Find how many lines contain the word "Spring" and state that number alone.

Begin Provided information

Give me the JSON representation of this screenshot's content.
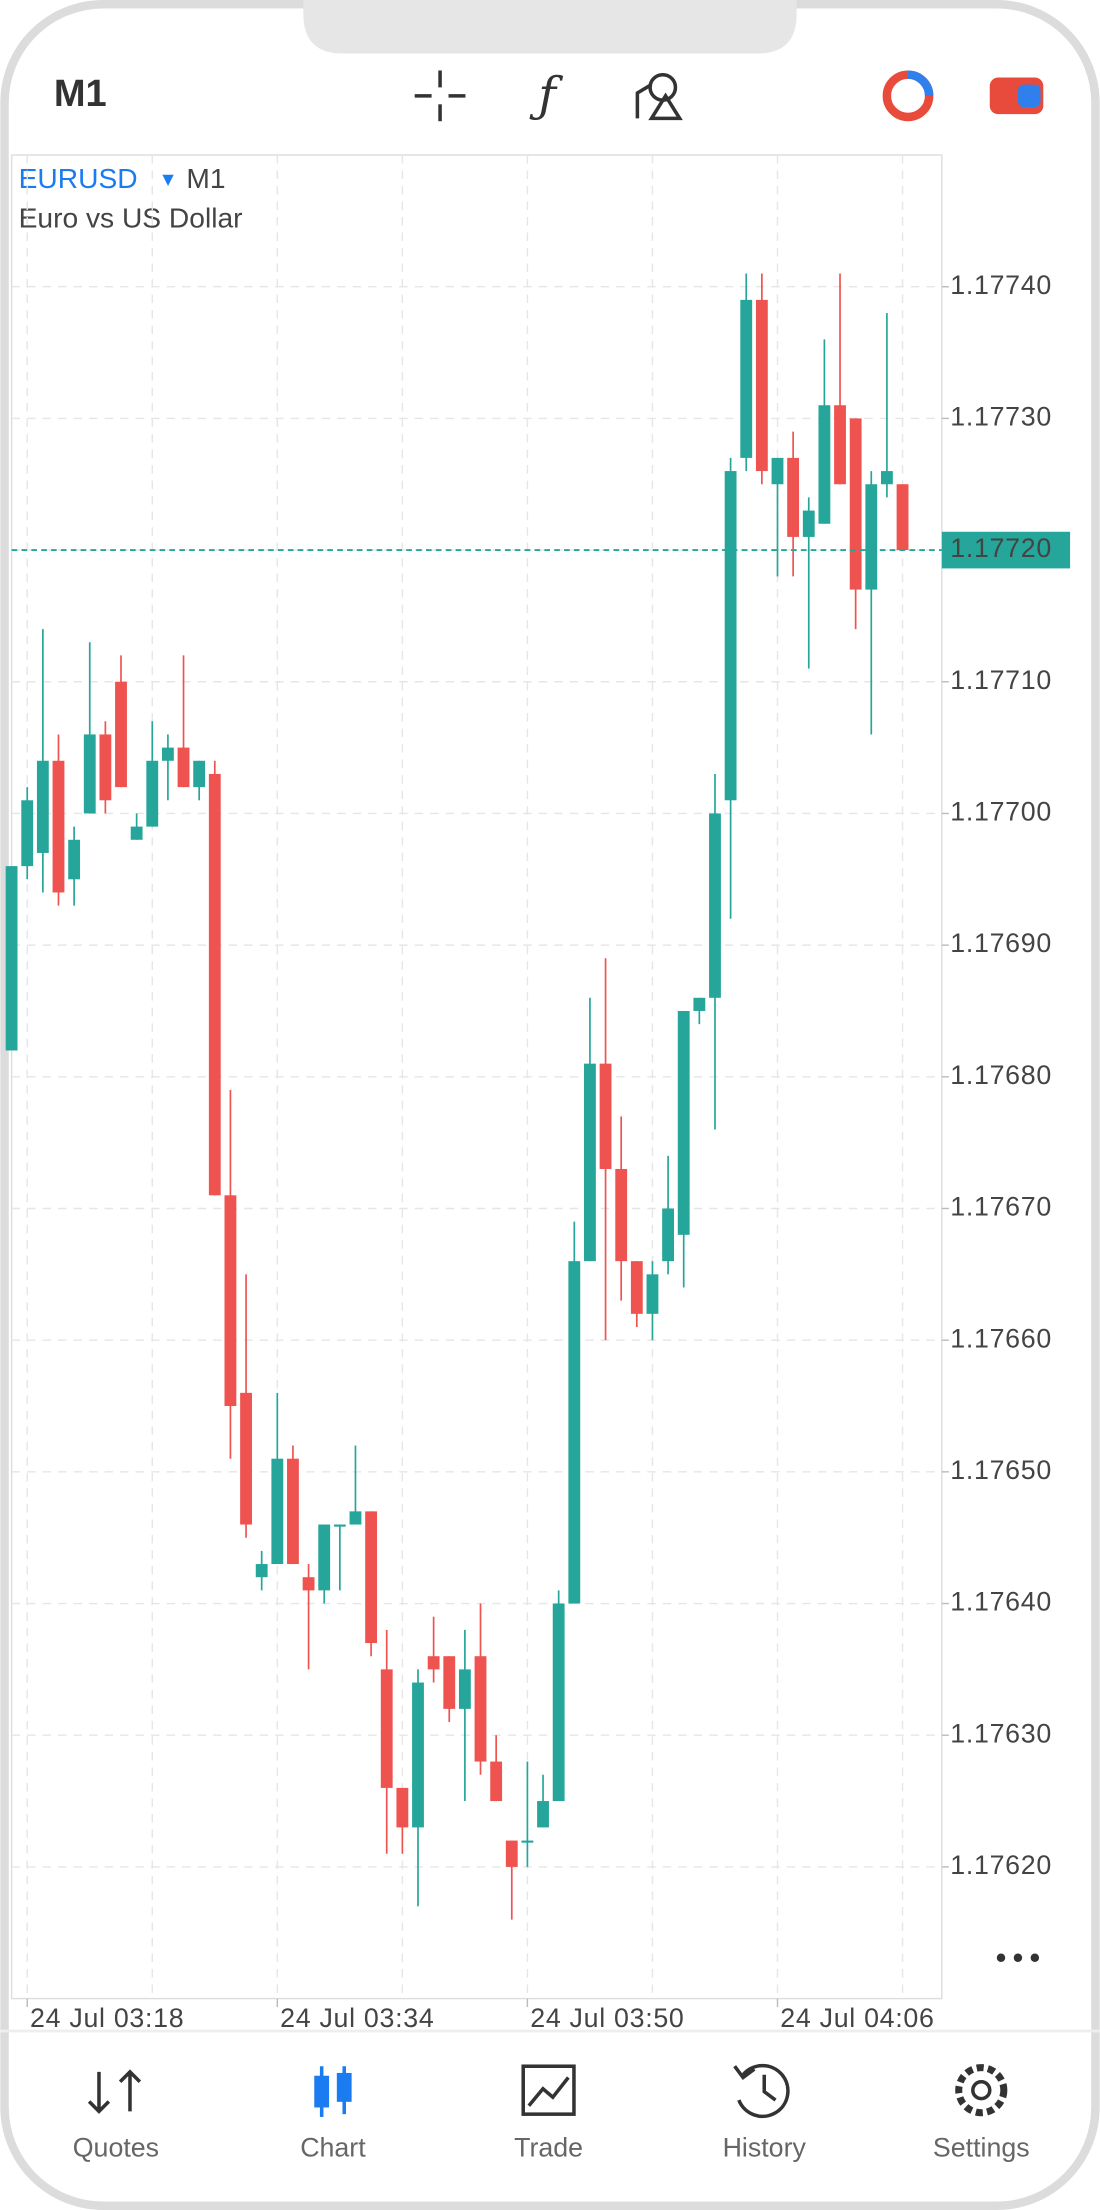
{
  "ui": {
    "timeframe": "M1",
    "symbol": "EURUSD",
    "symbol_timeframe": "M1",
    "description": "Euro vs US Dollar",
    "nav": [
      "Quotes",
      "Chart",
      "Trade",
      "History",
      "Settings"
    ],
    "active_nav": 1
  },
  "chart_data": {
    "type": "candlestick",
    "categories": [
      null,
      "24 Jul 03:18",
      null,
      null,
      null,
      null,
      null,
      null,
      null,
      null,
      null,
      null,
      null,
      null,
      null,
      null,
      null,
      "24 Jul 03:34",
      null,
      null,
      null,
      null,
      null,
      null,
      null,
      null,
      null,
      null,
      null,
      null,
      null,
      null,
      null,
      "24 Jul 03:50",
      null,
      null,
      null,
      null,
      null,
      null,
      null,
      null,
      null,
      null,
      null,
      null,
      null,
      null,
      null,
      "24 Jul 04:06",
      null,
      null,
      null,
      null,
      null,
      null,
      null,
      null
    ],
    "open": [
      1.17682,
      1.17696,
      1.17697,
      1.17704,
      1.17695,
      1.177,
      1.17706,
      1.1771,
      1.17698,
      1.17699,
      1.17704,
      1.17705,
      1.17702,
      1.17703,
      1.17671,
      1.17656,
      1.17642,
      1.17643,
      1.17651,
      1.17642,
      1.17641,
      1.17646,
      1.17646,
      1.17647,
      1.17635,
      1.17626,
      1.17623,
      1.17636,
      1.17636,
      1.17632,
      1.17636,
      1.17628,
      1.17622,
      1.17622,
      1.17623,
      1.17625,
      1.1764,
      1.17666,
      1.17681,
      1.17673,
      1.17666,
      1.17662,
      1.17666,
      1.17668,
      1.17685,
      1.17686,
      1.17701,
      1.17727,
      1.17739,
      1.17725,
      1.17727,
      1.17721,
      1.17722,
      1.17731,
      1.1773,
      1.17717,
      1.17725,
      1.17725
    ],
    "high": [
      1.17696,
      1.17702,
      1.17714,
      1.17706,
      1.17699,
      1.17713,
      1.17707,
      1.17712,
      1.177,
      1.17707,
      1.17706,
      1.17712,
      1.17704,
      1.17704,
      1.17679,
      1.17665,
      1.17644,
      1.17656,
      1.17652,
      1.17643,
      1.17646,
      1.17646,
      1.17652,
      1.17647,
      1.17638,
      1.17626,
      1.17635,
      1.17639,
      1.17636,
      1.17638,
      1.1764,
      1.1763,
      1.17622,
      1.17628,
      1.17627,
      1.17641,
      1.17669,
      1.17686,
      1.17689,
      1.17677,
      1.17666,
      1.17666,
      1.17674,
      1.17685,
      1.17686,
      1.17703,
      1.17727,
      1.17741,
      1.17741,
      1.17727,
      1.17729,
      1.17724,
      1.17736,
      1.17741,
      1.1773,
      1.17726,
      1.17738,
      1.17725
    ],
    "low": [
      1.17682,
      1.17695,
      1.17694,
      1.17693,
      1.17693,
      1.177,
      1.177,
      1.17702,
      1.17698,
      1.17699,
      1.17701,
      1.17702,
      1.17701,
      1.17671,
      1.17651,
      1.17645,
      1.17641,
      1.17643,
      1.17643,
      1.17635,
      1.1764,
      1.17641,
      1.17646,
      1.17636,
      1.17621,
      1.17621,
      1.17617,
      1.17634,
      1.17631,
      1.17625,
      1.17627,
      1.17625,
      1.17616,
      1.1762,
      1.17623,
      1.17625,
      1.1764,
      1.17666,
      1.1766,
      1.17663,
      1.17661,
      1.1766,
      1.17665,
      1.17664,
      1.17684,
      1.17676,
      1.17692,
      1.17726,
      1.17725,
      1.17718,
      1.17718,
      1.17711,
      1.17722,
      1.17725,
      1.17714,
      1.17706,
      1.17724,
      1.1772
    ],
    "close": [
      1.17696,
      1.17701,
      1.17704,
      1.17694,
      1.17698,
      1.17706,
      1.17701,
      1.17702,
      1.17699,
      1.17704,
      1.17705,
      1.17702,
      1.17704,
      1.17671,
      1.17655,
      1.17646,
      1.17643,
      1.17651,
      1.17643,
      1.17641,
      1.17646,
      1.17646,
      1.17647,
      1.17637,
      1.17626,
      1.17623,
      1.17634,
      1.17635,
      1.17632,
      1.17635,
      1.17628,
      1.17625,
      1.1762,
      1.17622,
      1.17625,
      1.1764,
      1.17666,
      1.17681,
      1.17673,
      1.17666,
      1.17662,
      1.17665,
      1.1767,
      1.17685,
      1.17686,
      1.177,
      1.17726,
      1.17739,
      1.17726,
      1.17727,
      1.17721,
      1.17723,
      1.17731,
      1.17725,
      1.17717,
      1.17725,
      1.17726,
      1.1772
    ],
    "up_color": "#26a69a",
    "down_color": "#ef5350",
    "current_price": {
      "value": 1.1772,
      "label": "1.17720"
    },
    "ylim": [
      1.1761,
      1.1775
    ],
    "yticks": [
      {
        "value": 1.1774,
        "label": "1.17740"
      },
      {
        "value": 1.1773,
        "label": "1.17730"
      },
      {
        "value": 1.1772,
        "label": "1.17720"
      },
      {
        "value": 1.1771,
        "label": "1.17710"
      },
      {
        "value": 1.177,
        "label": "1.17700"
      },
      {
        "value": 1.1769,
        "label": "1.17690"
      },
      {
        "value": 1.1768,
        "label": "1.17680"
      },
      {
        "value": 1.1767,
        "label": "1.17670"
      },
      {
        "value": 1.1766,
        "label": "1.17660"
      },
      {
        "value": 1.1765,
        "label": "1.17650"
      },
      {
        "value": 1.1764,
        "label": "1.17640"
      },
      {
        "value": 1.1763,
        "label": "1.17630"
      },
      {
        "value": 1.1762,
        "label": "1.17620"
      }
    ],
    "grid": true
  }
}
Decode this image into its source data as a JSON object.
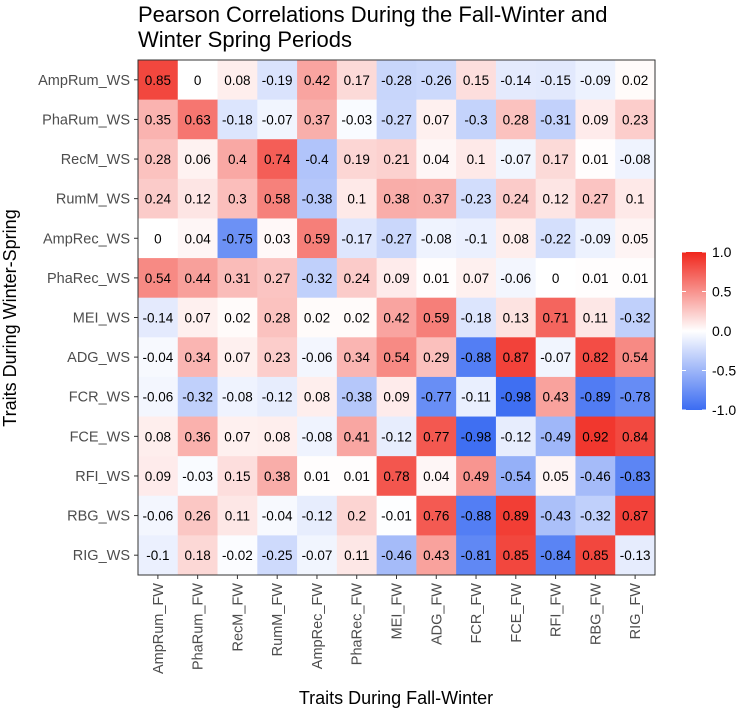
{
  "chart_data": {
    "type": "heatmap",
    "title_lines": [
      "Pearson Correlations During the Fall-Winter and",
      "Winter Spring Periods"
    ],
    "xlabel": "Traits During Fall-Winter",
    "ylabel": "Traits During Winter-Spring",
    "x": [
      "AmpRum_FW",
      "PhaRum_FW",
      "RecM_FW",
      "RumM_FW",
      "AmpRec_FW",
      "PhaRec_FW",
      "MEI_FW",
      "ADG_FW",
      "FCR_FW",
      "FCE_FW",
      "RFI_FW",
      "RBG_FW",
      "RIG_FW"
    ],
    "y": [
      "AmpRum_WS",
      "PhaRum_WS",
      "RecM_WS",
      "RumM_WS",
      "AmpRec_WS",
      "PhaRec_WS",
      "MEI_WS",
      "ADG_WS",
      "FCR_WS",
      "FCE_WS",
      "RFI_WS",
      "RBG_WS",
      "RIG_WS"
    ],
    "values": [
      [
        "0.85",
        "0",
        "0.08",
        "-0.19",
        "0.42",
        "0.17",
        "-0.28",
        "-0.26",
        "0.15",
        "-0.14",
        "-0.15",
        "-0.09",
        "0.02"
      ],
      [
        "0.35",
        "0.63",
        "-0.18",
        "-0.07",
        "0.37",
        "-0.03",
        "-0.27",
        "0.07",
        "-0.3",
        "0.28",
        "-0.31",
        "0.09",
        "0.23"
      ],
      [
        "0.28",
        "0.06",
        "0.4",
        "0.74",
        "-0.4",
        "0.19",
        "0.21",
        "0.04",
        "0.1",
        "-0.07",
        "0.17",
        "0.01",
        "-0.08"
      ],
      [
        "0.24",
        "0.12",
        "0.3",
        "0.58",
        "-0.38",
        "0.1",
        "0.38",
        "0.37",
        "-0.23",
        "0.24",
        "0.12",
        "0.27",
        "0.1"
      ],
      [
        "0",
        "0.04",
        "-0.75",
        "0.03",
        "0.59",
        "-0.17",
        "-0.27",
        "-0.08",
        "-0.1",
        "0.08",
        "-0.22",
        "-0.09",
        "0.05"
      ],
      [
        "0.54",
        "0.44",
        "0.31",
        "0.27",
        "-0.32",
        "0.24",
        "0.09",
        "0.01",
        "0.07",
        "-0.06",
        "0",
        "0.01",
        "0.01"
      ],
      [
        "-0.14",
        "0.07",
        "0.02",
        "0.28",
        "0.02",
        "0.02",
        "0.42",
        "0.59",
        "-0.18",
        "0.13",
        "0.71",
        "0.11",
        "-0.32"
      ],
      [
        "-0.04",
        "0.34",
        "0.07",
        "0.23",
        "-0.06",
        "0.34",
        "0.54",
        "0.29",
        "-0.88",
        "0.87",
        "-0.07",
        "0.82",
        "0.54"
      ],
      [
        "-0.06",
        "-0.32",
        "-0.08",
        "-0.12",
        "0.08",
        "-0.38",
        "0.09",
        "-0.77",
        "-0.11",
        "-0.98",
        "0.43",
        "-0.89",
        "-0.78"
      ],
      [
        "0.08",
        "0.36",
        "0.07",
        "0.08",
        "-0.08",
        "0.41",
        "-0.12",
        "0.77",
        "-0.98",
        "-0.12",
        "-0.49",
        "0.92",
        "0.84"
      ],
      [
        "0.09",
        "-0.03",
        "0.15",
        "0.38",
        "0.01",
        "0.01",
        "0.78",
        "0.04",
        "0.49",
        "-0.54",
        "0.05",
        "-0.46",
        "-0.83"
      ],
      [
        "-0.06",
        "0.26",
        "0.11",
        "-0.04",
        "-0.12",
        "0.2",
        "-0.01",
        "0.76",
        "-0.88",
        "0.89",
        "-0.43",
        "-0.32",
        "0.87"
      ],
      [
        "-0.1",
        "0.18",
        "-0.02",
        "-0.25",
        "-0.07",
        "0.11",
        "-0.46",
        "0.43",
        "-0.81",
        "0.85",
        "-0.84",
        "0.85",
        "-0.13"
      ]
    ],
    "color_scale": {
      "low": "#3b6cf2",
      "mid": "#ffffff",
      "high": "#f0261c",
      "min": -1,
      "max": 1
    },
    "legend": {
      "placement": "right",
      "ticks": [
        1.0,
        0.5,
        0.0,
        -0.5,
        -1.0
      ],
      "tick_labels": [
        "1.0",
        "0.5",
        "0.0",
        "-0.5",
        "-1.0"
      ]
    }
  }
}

End Provided information

Exercise output:
2